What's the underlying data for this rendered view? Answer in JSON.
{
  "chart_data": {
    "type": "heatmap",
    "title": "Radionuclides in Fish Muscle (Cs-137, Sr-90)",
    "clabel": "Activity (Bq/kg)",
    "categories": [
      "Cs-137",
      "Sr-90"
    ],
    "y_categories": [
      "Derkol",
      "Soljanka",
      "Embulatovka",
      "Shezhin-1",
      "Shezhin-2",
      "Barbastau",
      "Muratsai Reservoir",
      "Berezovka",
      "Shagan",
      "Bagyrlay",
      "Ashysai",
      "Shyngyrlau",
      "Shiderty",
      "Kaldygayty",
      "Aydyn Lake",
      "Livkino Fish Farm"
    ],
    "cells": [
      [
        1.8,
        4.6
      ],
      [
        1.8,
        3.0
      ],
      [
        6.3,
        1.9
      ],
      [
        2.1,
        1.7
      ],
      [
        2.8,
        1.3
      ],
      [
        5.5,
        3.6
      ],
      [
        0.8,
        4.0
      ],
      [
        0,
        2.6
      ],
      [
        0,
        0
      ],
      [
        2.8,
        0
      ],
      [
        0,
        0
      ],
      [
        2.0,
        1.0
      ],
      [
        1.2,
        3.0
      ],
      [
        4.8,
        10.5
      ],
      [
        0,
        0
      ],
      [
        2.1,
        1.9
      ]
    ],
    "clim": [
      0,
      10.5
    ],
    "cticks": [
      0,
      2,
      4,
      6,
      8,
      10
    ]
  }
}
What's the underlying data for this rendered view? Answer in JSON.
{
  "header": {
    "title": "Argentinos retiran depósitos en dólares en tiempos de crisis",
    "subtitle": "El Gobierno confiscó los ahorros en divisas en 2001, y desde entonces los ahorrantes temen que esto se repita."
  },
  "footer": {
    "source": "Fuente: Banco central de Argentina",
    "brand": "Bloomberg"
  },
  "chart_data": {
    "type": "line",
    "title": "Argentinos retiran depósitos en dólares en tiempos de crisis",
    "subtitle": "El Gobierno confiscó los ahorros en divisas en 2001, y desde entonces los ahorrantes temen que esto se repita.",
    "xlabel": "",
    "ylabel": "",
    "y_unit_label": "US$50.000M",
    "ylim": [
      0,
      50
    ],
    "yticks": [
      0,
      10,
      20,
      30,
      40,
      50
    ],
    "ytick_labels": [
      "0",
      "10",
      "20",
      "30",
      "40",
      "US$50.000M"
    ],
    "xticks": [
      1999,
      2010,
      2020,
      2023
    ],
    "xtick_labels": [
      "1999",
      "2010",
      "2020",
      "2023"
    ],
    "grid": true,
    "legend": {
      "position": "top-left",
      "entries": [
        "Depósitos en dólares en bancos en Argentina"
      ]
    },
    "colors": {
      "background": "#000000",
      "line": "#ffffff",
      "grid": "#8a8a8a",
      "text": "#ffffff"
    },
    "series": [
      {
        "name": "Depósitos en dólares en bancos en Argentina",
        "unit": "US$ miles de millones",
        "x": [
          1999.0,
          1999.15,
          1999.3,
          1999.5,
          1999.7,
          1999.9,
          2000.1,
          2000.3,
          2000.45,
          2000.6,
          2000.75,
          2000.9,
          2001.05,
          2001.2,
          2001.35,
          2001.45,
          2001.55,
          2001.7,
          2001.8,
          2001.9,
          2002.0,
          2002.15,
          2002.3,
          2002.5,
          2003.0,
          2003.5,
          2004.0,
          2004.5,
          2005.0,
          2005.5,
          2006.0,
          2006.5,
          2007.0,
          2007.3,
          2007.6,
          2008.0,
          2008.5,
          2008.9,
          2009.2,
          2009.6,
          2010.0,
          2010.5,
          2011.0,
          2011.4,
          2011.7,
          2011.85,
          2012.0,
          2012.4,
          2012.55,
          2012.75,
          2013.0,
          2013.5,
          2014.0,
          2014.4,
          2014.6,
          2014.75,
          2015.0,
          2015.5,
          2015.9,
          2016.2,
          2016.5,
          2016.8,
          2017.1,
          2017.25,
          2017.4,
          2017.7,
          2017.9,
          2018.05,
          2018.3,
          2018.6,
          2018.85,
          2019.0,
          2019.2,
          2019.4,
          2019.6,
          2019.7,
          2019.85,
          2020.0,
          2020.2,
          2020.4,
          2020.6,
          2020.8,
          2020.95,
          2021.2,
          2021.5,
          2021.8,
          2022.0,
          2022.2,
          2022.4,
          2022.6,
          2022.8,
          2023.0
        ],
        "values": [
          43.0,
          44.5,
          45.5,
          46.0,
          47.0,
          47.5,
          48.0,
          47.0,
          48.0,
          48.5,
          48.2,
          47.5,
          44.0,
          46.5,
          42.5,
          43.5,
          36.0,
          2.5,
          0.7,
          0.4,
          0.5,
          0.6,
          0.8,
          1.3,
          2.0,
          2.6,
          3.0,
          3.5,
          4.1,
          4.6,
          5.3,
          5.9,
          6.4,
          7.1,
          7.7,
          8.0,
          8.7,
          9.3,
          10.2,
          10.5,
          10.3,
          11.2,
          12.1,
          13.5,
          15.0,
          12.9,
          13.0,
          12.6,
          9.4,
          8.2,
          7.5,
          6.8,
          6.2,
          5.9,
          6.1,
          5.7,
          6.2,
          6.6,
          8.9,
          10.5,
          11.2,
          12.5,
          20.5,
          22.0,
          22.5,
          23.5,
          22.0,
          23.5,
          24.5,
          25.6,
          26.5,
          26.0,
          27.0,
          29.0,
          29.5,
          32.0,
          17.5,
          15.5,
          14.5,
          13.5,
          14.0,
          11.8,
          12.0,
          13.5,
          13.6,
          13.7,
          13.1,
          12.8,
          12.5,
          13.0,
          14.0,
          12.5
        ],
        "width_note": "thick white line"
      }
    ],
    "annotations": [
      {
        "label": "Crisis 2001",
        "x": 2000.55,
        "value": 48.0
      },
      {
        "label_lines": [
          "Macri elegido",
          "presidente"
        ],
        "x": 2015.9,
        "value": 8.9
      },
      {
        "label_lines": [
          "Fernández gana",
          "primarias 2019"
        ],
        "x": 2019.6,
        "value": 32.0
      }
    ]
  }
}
====
In full and verbatim, repeat the records given above.

#### Output for this exercise:
What's the underlying data for this rendered view? Answer in JSON.
{
  "chart_data": {
    "type": "heatmap",
    "title": "Radionuclides in Fish Muscle (Cs-137, Sr-90)",
    "clabel": "Activity (Bq/kg)",
    "categories": [
      "Cs-137",
      "Sr-90"
    ],
    "y_categories": [
      "Derkol",
      "Soljanka",
      "Embulatovka",
      "Shezhin-1",
      "Shezhin-2",
      "Barbastau",
      "Muratsai Reservoir",
      "Berezovka",
      "Shagan",
      "Bagyrlay",
      "Ashysai",
      "Shyngyrlau",
      "Shiderty",
      "Kaldygayty",
      "Aydyn Lake",
      "Livkino Fish Farm"
    ],
    "cells": [
      [
        1.8,
        4.6
      ],
      [
        1.8,
        3.0
      ],
      [
        6.3,
        1.9
      ],
      [
        2.1,
        1.7
      ],
      [
        2.8,
        1.3
      ],
      [
        5.5,
        3.6
      ],
      [
        0.8,
        4.0
      ],
      [
        0,
        2.6
      ],
      [
        0,
        0
      ],
      [
        2.8,
        0
      ],
      [
        0,
        0
      ],
      [
        2.0,
        1.0
      ],
      [
        1.2,
        3.0
      ],
      [
        4.8,
        10.5
      ],
      [
        0,
        0
      ],
      [
        2.1,
        1.9
      ]
    ],
    "clim": [
      0,
      10.5
    ],
    "cticks": [
      0,
      2,
      4,
      6,
      8,
      10
    ]
  }
}
What's the underlying data for this rendered view? Answer in JSON.
{
  "header": {
    "title": "Argentinos retiran depósitos en dólares en tiempos de crisis",
    "subtitle": "El Gobierno confiscó los ahorros en divisas en 2001, y desde entonces los ahorrantes temen que esto se repita."
  },
  "footer": {
    "source": "Fuente: Banco central de Argentina",
    "brand": "Bloomberg"
  },
  "chart_data": {
    "type": "line",
    "title": "Argentinos retiran depósitos en dólares en tiempos de crisis",
    "subtitle": "El Gobierno confiscó los ahorros en divisas en 2001, y desde entonces los ahorrantes temen que esto se repita.",
    "xlabel": "",
    "ylabel": "",
    "y_unit_label": "US$50.000M",
    "ylim": [
      0,
      50
    ],
    "yticks": [
      0,
      10,
      20,
      30,
      40,
      50
    ],
    "ytick_labels": [
      "0",
      "10",
      "20",
      "30",
      "40",
      "US$50.000M"
    ],
    "xticks": [
      1999,
      2010,
      2020,
      2023
    ],
    "xtick_labels": [
      "1999",
      "2010",
      "2020",
      "2023"
    ],
    "grid": true,
    "legend": {
      "position": "top-left",
      "entries": [
        "Depósitos en dólares en bancos en Argentina"
      ]
    },
    "colors": {
      "background": "#000000",
      "line": "#ffffff",
      "grid": "#8a8a8a",
      "text": "#ffffff"
    },
    "series": [
      {
        "name": "Depósitos en dólares en bancos en Argentina",
        "unit": "US$ miles de millones",
        "x": [
          1999.0,
          1999.15,
          1999.3,
          1999.5,
          1999.7,
          1999.9,
          2000.1,
          2000.3,
          2000.45,
          2000.6,
          2000.75,
          2000.9,
          2001.05,
          2001.2,
          2001.35,
          2001.45,
          2001.55,
          2001.7,
          2001.8,
          2001.9,
          2002.0,
          2002.15,
          2002.3,
          2002.5,
          2003.0,
          2003.5,
          2004.0,
          2004.5,
          2005.0,
          2005.5,
          2006.0,
          2006.5,
          2007.0,
          2007.3,
          2007.6,
          2008.0,
          2008.5,
          2008.9,
          2009.2,
          2009.6,
          2010.0,
          2010.5,
          2011.0,
          2011.4,
          2011.7,
          2011.85,
          2012.0,
          2012.4,
          2012.55,
          2012.75,
          2013.0,
          2013.5,
          2014.0,
          2014.4,
          2014.6,
          2014.75,
          2015.0,
          2015.5,
          2015.9,
          2016.2,
          2016.5,
          2016.8,
          2017.1,
          2017.25,
          2017.4,
          2017.7,
          2017.9,
          2018.05,
          2018.3,
          2018.6,
          2018.85,
          2019.0,
          2019.2,
          2019.4,
          2019.6,
          2019.7,
          2019.85,
          2020.0,
          2020.2,
          2020.4,
          2020.6,
          2020.8,
          2020.95,
          2021.2,
          2021.5,
          2021.8,
          2022.0,
          2022.2,
          2022.4,
          2022.6,
          2022.8,
          2023.0
        ],
        "values": [
          43.0,
          44.5,
          45.5,
          46.0,
          47.0,
          47.5,
          48.0,
          47.0,
          48.0,
          48.5,
          48.2,
          47.5,
          44.0,
          46.5,
          42.5,
          43.5,
          36.0,
          2.5,
          0.7,
          0.4,
          0.5,
          0.6,
          0.8,
          1.3,
          2.0,
          2.6,
          3.0,
          3.5,
          4.1,
          4.6,
          5.3,
          5.9,
          6.4,
          7.1,
          7.7,
          8.0,
          8.7,
          9.3,
          10.2,
          10.5,
          10.3,
          11.2,
          12.1,
          13.5,
          15.0,
          12.9,
          13.0,
          12.6,
          9.4,
          8.2,
          7.5,
          6.8,
          6.2,
          5.9,
          6.1,
          5.7,
          6.2,
          6.6,
          8.9,
          10.5,
          11.2,
          12.5,
          20.5,
          22.0,
          22.5,
          23.5,
          22.0,
          23.5,
          24.5,
          25.6,
          26.5,
          26.0,
          27.0,
          29.0,
          29.5,
          32.0,
          17.5,
          15.5,
          14.5,
          13.5,
          14.0,
          11.8,
          12.0,
          13.5,
          13.6,
          13.7,
          13.1,
          12.8,
          12.5,
          13.0,
          14.0,
          12.5
        ],
        "width_note": "thick white line"
      }
    ],
    "annotations": [
      {
        "label": "Crisis 2001",
        "x": 2000.55,
        "value": 48.0
      },
      {
        "label_lines": [
          "Macri elegido",
          "presidente"
        ],
        "x": 2015.9,
        "value": 8.9
      },
      {
        "label_lines": [
          "Fernández gana",
          "primarias 2019"
        ],
        "x": 2019.6,
        "value": 32.0
      }
    ]
  }
}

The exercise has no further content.